- Stated task
Write out the data below in full, unchanged, minus the images.

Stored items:
==============================

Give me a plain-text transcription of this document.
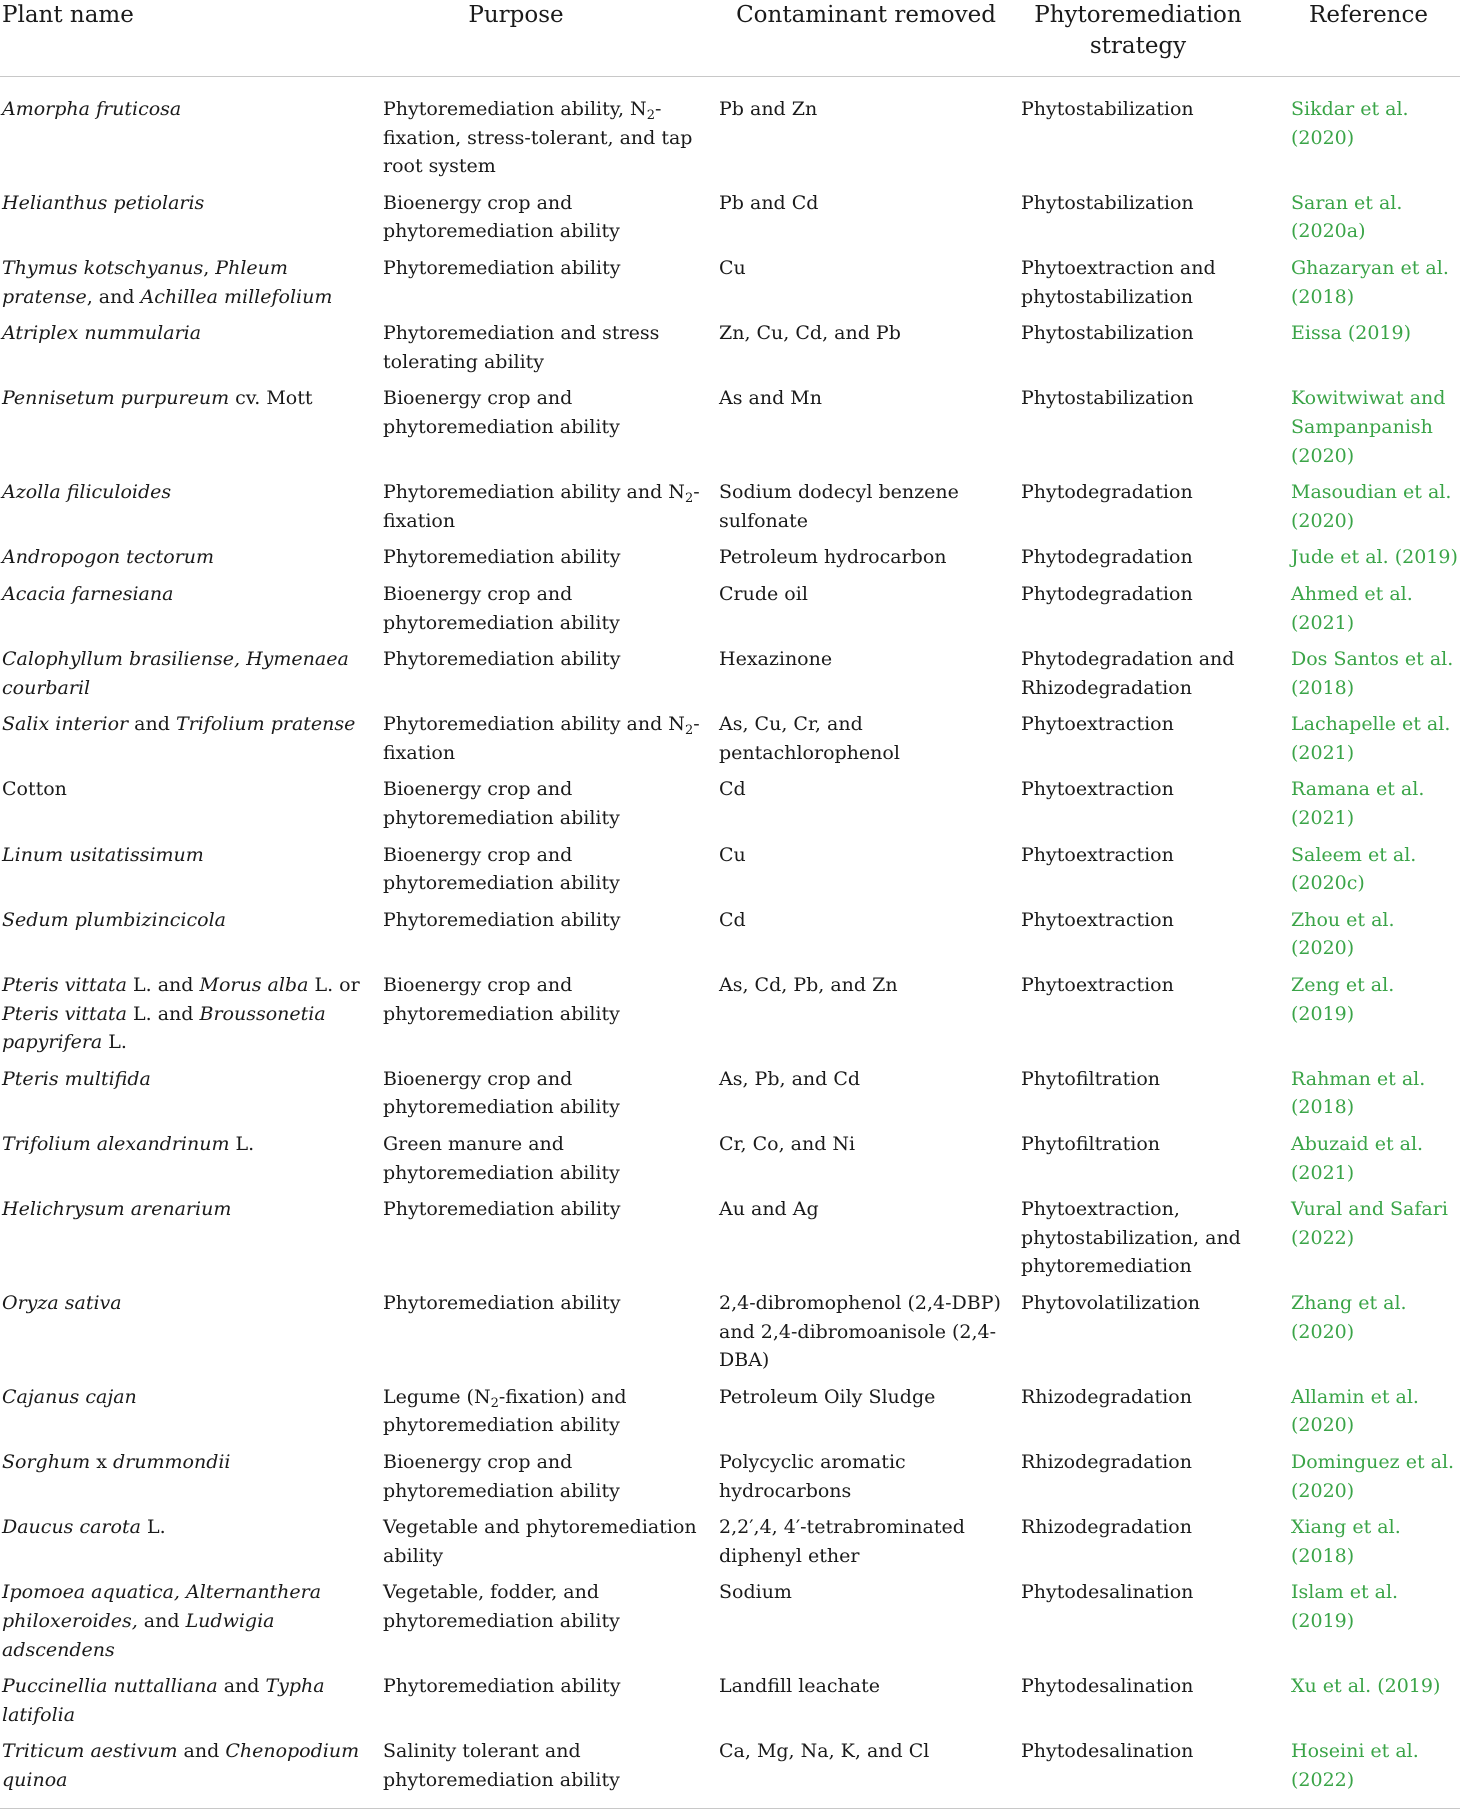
Plant name	Purpose	Contaminant removed	Phytoremediation strategy	Reference
Amorpha fruticosa	Phytoremediation ability, $N_2$-fixation, stress-tolerant, and tap root system	Pb and Zn	Phytostabilization	Sikdar et al. (2020)
Helianthus petiolaris	Bioenergy crop and phytoremediation ability	Pb and Cd	Phytostabilization	Saran et al. (2020a)
Thymus kotschyanus, Phleum pratense, and Achillea millefolium	Phytoremediation ability	Cu	Phytoextraction and phytostabilization	Ghazaryan et al. (2018)
Atriplex nummularia	Phytoremediation and stress tolerating ability	Zn, Cu, Cd, and Pb	Phytostabilization	Eissa (2019)
Pennisetum purpureum cv. Mott	Bioenergy crop and phytoremediation ability	As and Mn	Phytostabilization	Kowitwiwat and Sampanpanish (2020)
Azolla filiculoides	Phytoremediation ability and $N_2$-fixation	Sodium dodecyl benzene sulfonate	Phytodegradation	Masoudian et al. (2020)
Andropogon tectorum	Phytoremediation ability	Petroleum hydrocarbon	Phytodegradation	Jude et al. (2019)
Acacia farnesiana	Bioenergy crop and phytoremediation ability	Crude oil	Phytodegradation	Ahmed et al. (2021)
Calophyllum brasiliense, Hymenaea courbaril	Phytoremediation ability	Hexazinone	Phytodegradation and Rhizodegradation	Dos Santos et al. (2018)
Salix interior and Trifolium pratense	Phytoremediation ability and $N_2$-fixation	As, Cu, Cr, and pentachlorophenol	Phytoextraction	Lachapelle et al. (2021)
Cotton	Bioenergy crop and phytoremediation ability	Cd	Phytoextraction	Ramana et al. (2021)
Linum usitatissimum	Bioenergy crop and phytoremediation ability	Cu	Phytoextraction	Saleem et al. (2020c)
Sedum plumbizincicola	Phytoremediation ability	Cd	Phytoextraction	Zhou et al. (2020)
Pteris vittata L. and Morus alba L. or Pteris vittata L. and Broussonetia papyrifera L.	Bioenergy crop and phytoremediation ability	As, Cd, Pb, and Zn	Phytoextraction	Zeng et al. (2019)
Pteris multifida	Bioenergy crop and phytoremediation ability	As, Pb, and Cd	Phytofiltration	Rahman et al. (2018)
Trifolium alexandrinum L.	Green manure and phytoremediation ability	Cr, Co, and Ni	Phytofiltration	Abuzaid et al. (2021)
Helichrysum arenarium	Phytoremediation ability	Au and Ag	Phytoextraction, phytostabilization, and phytoremediation	Vural and Safari (2022)
Oryza sativa	Phytoremediation ability	2,4-dibromophenol (2,4-DBP) and 2,4-dibromoanisole (2,4-DBA)	Phytovolatilization	Zhang et al. (2020)
Cajanus cajan	Legume $(N_2-fixation)$ and phytoremediation ability	Petroleum Oily Sludge	Rhizodegradation	Allamin et al. (2020)
Sorghum x drummondii	Bioenergy crop and phytoremediation ability	Polycyclic aromatic hydrocarbons	Rhizodegradation	Dominguez et al. (2020)
Daucus carota L.	Vegetable and phytoremediation ability	2,2′,4, 4′-tetrabrominated diphenyl ether	Rhizodegradation	Xiang et al. (2018)
Ipomoea aquatica, Alternanthera philoxeroides, and Ludwigia adscendens	Vegetable, fodder, and phytoremediation ability	Sodium	Phytodesalination	Islam et al. (2019)
Puccinellia nuttalliana and Typha latifolia	Phytoremediation ability	Landfill leachate	Phytodesalination	Xu et al. (2019)
Triticum aestivum and Chenopodium quinoa	Salinity tolerant and phytoremediation ability	Ca, Mg, Na, K, and Cl	Phytodesalination	Hoseini et al. (2022)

==============================

- Response for this exercise
Give me a plain-text transcription of this document.
Plant name	Purpose	Contaminant removed	Phytoremediation strategy	Reference
Amorpha fruticosa	Phytoremediation ability, $N_2$-fixation, stress-tolerant, and tap root system	Pb and Zn	Phytostabilization	Sikdar et al. (2020)
Helianthus petiolaris	Bioenergy crop and phytoremediation ability	Pb and Cd	Phytostabilization	Saran et al. (2020a)
Thymus kotschyanus, Phleum pratense, and Achillea millefolium	Phytoremediation ability	Cu	Phytoextraction and phytostabilization	Ghazaryan et al. (2018)
Atriplex nummularia	Phytoremediation and stress tolerating ability	Zn, Cu, Cd, and Pb	Phytostabilization	Eissa (2019)
Pennisetum purpureum cv. Mott	Bioenergy crop and phytoremediation ability	As and Mn	Phytostabilization	Kowitwiwat and Sampanpanish (2020)
Azolla filiculoides	Phytoremediation ability and $N_2$-fixation	Sodium dodecyl benzene sulfonate	Phytodegradation	Masoudian et al. (2020)
Andropogon tectorum	Phytoremediation ability	Petroleum hydrocarbon	Phytodegradation	Jude et al. (2019)
Acacia farnesiana	Bioenergy crop and phytoremediation ability	Crude oil	Phytodegradation	Ahmed et al. (2021)
Calophyllum brasiliense, Hymenaea courbaril	Phytoremediation ability	Hexazinone	Phytodegradation and Rhizodegradation	Dos Santos et al. (2018)
Salix interior and Trifolium pratense	Phytoremediation ability and $N_2$-fixation	As, Cu, Cr, and pentachlorophenol	Phytoextraction	Lachapelle et al. (2021)
Cotton	Bioenergy crop and phytoremediation ability	Cd	Phytoextraction	Ramana et al. (2021)
Linum usitatissimum	Bioenergy crop and phytoremediation ability	Cu	Phytoextraction	Saleem et al. (2020c)
Sedum plumbizincicola	Phytoremediation ability	Cd	Phytoextraction	Zhou et al. (2020)
Pteris vittata L. and Morus alba L. or Pteris vittata L. and Broussonetia papyrifera L.	Bioenergy crop and phytoremediation ability	As, Cd, Pb, and Zn	Phytoextraction	Zeng et al. (2019)
Pteris multifida	Bioenergy crop and phytoremediation ability	As, Pb, and Cd	Phytofiltration	Rahman et al. (2018)
Trifolium alexandrinum L.	Green manure and phytoremediation ability	Cr, Co, and Ni	Phytofiltration	Abuzaid et al. (2021)
Helichrysum arenarium	Phytoremediation ability	Au and Ag	Phytoextraction, phytostabilization, and phytoremediation	Vural and Safari (2022)
Oryza sativa	Phytoremediation ability	2,4-dibromophenol (2,4-DBP) and 2,4-dibromoanisole (2,4-DBA)	Phytovolatilization	Zhang et al. (2020)
Cajanus cajan	Legume $(N_2-fixation)$ and phytoremediation ability	Petroleum Oily Sludge	Rhizodegradation	Allamin et al. (2020)
Sorghum x drummondii	Bioenergy crop and phytoremediation ability	Polycyclic aromatic hydrocarbons	Rhizodegradation	Dominguez et al. (2020)
Daucus carota L.	Vegetable and phytoremediation ability	2,2′,4, 4′-tetrabrominated diphenyl ether	Rhizodegradation	Xiang et al. (2018)
Ipomoea aquatica, Alternanthera philoxeroides, and Ludwigia adscendens	Vegetable, fodder, and phytoremediation ability	Sodium	Phytodesalination	Islam et al. (2019)
Puccinellia nuttalliana and Typha latifolia	Phytoremediation ability	Landfill leachate	Phytodesalination	Xu et al. (2019)
Triticum aestivum and Chenopodium quinoa	Salinity tolerant and phytoremediation ability	Ca, Mg, Na, K, and Cl	Phytodesalination	Hoseini et al. (2022)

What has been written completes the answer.